[Figure content listings]

_ _ _

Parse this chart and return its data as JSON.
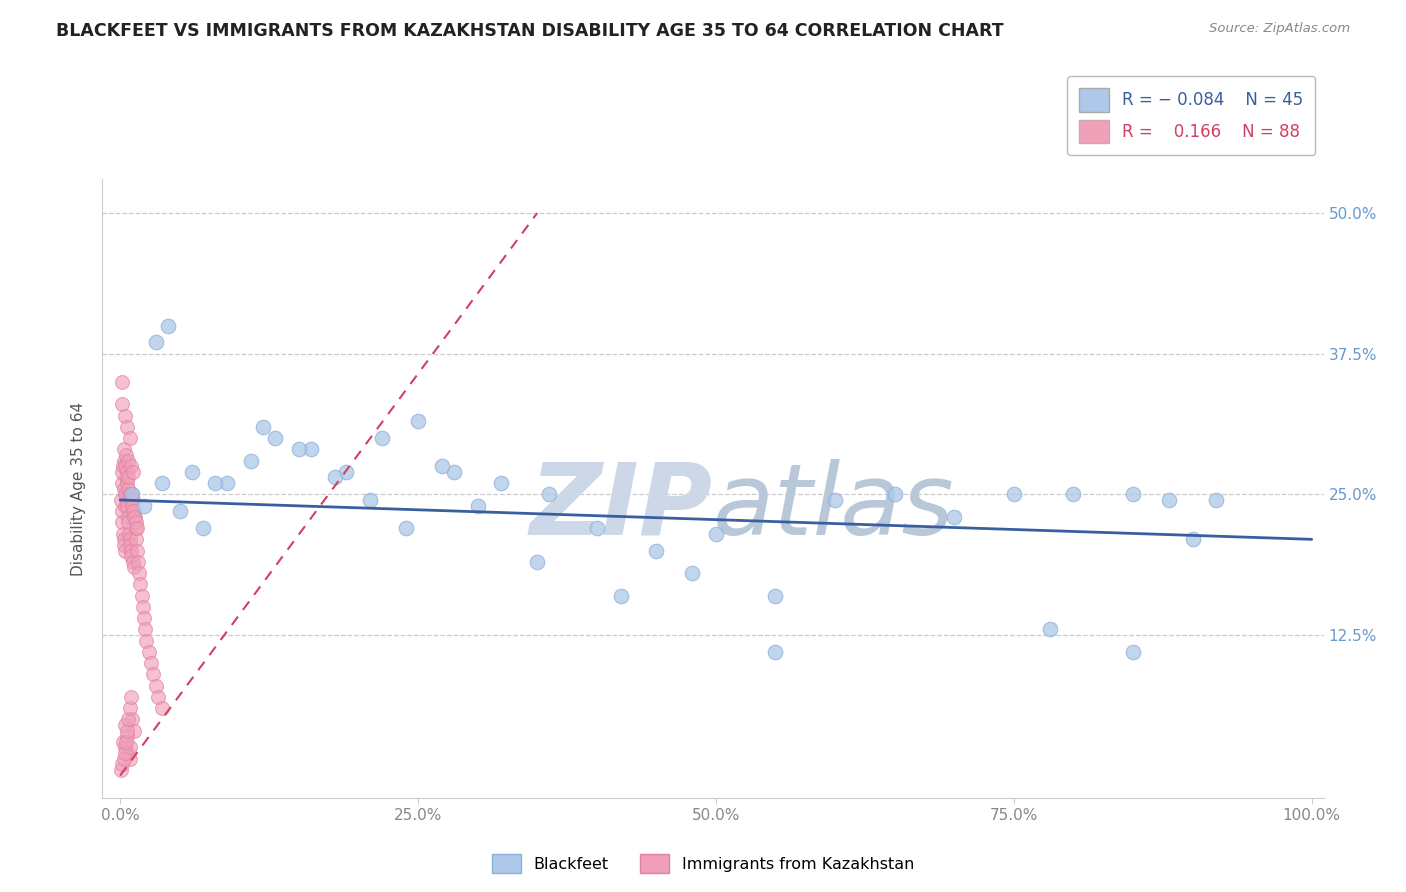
{
  "title": "BLACKFEET VS IMMIGRANTS FROM KAZAKHSTAN DISABILITY AGE 35 TO 64 CORRELATION CHART",
  "source_text": "Source: ZipAtlas.com",
  "ylabel": "Disability Age 35 to 64",
  "R_blackfeet": -0.084,
  "N_blackfeet": 45,
  "R_kazakhstan": 0.166,
  "N_kazakhstan": 88,
  "color_blue": "#adc8e8",
  "color_blue_edge": "#8ab0d8",
  "color_pink": "#f0a0b8",
  "color_pink_edge": "#e080a0",
  "trendline_blue": "#3a5fa0",
  "trendline_pink": "#d04060",
  "watermark_color": "#ccd8e8",
  "grid_color": "#cccccc",
  "ytick_color": "#6699cc",
  "xtick_color": "#888888",
  "bf_x": [
    1.0,
    2.0,
    3.5,
    5.0,
    7.0,
    9.0,
    11.0,
    13.0,
    16.0,
    19.0,
    22.0,
    25.0,
    28.0,
    32.0,
    36.0,
    40.0,
    45.0,
    50.0,
    55.0,
    60.0,
    65.0,
    70.0,
    75.0,
    80.0,
    85.0,
    88.0,
    90.0,
    3.0,
    4.0,
    6.0,
    8.0,
    12.0,
    15.0,
    18.0,
    21.0,
    24.0,
    27.0,
    30.0,
    35.0,
    42.0,
    48.0,
    55.0,
    78.0,
    85.0,
    92.0
  ],
  "bf_y": [
    25.0,
    24.0,
    26.0,
    23.5,
    22.0,
    26.0,
    28.0,
    30.0,
    29.0,
    27.0,
    30.0,
    31.5,
    27.0,
    26.0,
    25.0,
    22.0,
    20.0,
    21.5,
    16.0,
    24.5,
    25.0,
    23.0,
    25.0,
    25.0,
    25.0,
    24.5,
    21.0,
    38.5,
    40.0,
    27.0,
    26.0,
    31.0,
    29.0,
    26.5,
    24.5,
    22.0,
    27.5,
    24.0,
    19.0,
    16.0,
    18.0,
    11.0,
    13.0,
    11.0,
    24.5
  ],
  "kz_x": [
    0.1,
    0.15,
    0.2,
    0.25,
    0.3,
    0.35,
    0.4,
    0.45,
    0.5,
    0.55,
    0.6,
    0.65,
    0.7,
    0.75,
    0.8,
    0.85,
    0.9,
    0.95,
    1.0,
    1.05,
    1.1,
    1.15,
    1.2,
    1.25,
    1.3,
    1.35,
    1.4,
    1.5,
    1.6,
    1.7,
    1.8,
    1.9,
    2.0,
    2.1,
    2.2,
    2.4,
    2.6,
    2.8,
    3.0,
    3.2,
    3.5,
    0.2,
    0.3,
    0.4,
    0.5,
    0.6,
    0.7,
    0.8,
    0.9,
    1.0,
    1.1,
    1.2,
    1.3,
    1.4,
    0.15,
    0.25,
    0.35,
    0.45,
    0.55,
    0.65,
    0.3,
    0.5,
    0.7,
    0.9,
    1.1,
    0.2,
    0.4,
    0.6,
    0.8,
    1.0,
    1.2,
    0.25,
    0.45,
    0.65,
    0.85,
    0.2,
    0.4,
    0.6,
    0.8,
    0.1,
    0.2,
    0.3,
    0.4,
    0.5,
    0.6,
    0.7,
    0.8,
    0.9
  ],
  "kz_y": [
    24.5,
    23.5,
    22.5,
    21.5,
    21.0,
    20.5,
    20.0,
    24.0,
    25.0,
    24.5,
    24.0,
    23.0,
    22.5,
    21.5,
    21.0,
    20.5,
    20.0,
    19.5,
    25.0,
    24.5,
    19.0,
    18.5,
    23.5,
    23.0,
    22.0,
    21.0,
    20.0,
    19.0,
    18.0,
    17.0,
    16.0,
    15.0,
    14.0,
    13.0,
    12.0,
    11.0,
    10.0,
    9.0,
    8.0,
    7.0,
    6.0,
    26.0,
    25.5,
    25.0,
    26.5,
    26.0,
    25.5,
    25.0,
    24.5,
    24.0,
    23.5,
    23.0,
    22.5,
    22.0,
    27.0,
    27.5,
    28.0,
    27.5,
    27.0,
    26.5,
    29.0,
    28.5,
    28.0,
    27.5,
    27.0,
    33.0,
    32.0,
    31.0,
    30.0,
    5.0,
    4.0,
    3.0,
    2.5,
    2.0,
    1.5,
    35.0,
    4.5,
    3.5,
    2.5,
    0.5,
    1.0,
    1.5,
    2.0,
    3.0,
    4.0,
    5.0,
    6.0,
    7.0
  ]
}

_ _ _

### Task prompt
Reproduce every line precisely as given, omitting all pictures.

### Full output
Parse this chart and return its data as JSON.
{
  "title": "BLACKFEET VS IMMIGRANTS FROM KAZAKHSTAN DISABILITY AGE 35 TO 64 CORRELATION CHART",
  "source_text": "Source: ZipAtlas.com",
  "ylabel": "Disability Age 35 to 64",
  "R_blackfeet": -0.084,
  "N_blackfeet": 45,
  "R_kazakhstan": 0.166,
  "N_kazakhstan": 88,
  "color_blue": "#adc8e8",
  "color_blue_edge": "#8ab0d8",
  "color_pink": "#f0a0b8",
  "color_pink_edge": "#e080a0",
  "trendline_blue": "#3a5fa0",
  "trendline_pink": "#d04060",
  "watermark_color": "#ccd8e8",
  "grid_color": "#cccccc",
  "ytick_color": "#6699cc",
  "xtick_color": "#888888",
  "bf_x": [
    1.0,
    2.0,
    3.5,
    5.0,
    7.0,
    9.0,
    11.0,
    13.0,
    16.0,
    19.0,
    22.0,
    25.0,
    28.0,
    32.0,
    36.0,
    40.0,
    45.0,
    50.0,
    55.0,
    60.0,
    65.0,
    70.0,
    75.0,
    80.0,
    85.0,
    88.0,
    90.0,
    3.0,
    4.0,
    6.0,
    8.0,
    12.0,
    15.0,
    18.0,
    21.0,
    24.0,
    27.0,
    30.0,
    35.0,
    42.0,
    48.0,
    55.0,
    78.0,
    85.0,
    92.0
  ],
  "bf_y": [
    25.0,
    24.0,
    26.0,
    23.5,
    22.0,
    26.0,
    28.0,
    30.0,
    29.0,
    27.0,
    30.0,
    31.5,
    27.0,
    26.0,
    25.0,
    22.0,
    20.0,
    21.5,
    16.0,
    24.5,
    25.0,
    23.0,
    25.0,
    25.0,
    25.0,
    24.5,
    21.0,
    38.5,
    40.0,
    27.0,
    26.0,
    31.0,
    29.0,
    26.5,
    24.5,
    22.0,
    27.5,
    24.0,
    19.0,
    16.0,
    18.0,
    11.0,
    13.0,
    11.0,
    24.5
  ],
  "kz_x": [
    0.1,
    0.15,
    0.2,
    0.25,
    0.3,
    0.35,
    0.4,
    0.45,
    0.5,
    0.55,
    0.6,
    0.65,
    0.7,
    0.75,
    0.8,
    0.85,
    0.9,
    0.95,
    1.0,
    1.05,
    1.1,
    1.15,
    1.2,
    1.25,
    1.3,
    1.35,
    1.4,
    1.5,
    1.6,
    1.7,
    1.8,
    1.9,
    2.0,
    2.1,
    2.2,
    2.4,
    2.6,
    2.8,
    3.0,
    3.2,
    3.5,
    0.2,
    0.3,
    0.4,
    0.5,
    0.6,
    0.7,
    0.8,
    0.9,
    1.0,
    1.1,
    1.2,
    1.3,
    1.4,
    0.15,
    0.25,
    0.35,
    0.45,
    0.55,
    0.65,
    0.3,
    0.5,
    0.7,
    0.9,
    1.1,
    0.2,
    0.4,
    0.6,
    0.8,
    1.0,
    1.2,
    0.25,
    0.45,
    0.65,
    0.85,
    0.2,
    0.4,
    0.6,
    0.8,
    0.1,
    0.2,
    0.3,
    0.4,
    0.5,
    0.6,
    0.7,
    0.8,
    0.9
  ],
  "kz_y": [
    24.5,
    23.5,
    22.5,
    21.5,
    21.0,
    20.5,
    20.0,
    24.0,
    25.0,
    24.5,
    24.0,
    23.0,
    22.5,
    21.5,
    21.0,
    20.5,
    20.0,
    19.5,
    25.0,
    24.5,
    19.0,
    18.5,
    23.5,
    23.0,
    22.0,
    21.0,
    20.0,
    19.0,
    18.0,
    17.0,
    16.0,
    15.0,
    14.0,
    13.0,
    12.0,
    11.0,
    10.0,
    9.0,
    8.0,
    7.0,
    6.0,
    26.0,
    25.5,
    25.0,
    26.5,
    26.0,
    25.5,
    25.0,
    24.5,
    24.0,
    23.5,
    23.0,
    22.5,
    22.0,
    27.0,
    27.5,
    28.0,
    27.5,
    27.0,
    26.5,
    29.0,
    28.5,
    28.0,
    27.5,
    27.0,
    33.0,
    32.0,
    31.0,
    30.0,
    5.0,
    4.0,
    3.0,
    2.5,
    2.0,
    1.5,
    35.0,
    4.5,
    3.5,
    2.5,
    0.5,
    1.0,
    1.5,
    2.0,
    3.0,
    4.0,
    5.0,
    6.0,
    7.0
  ]
}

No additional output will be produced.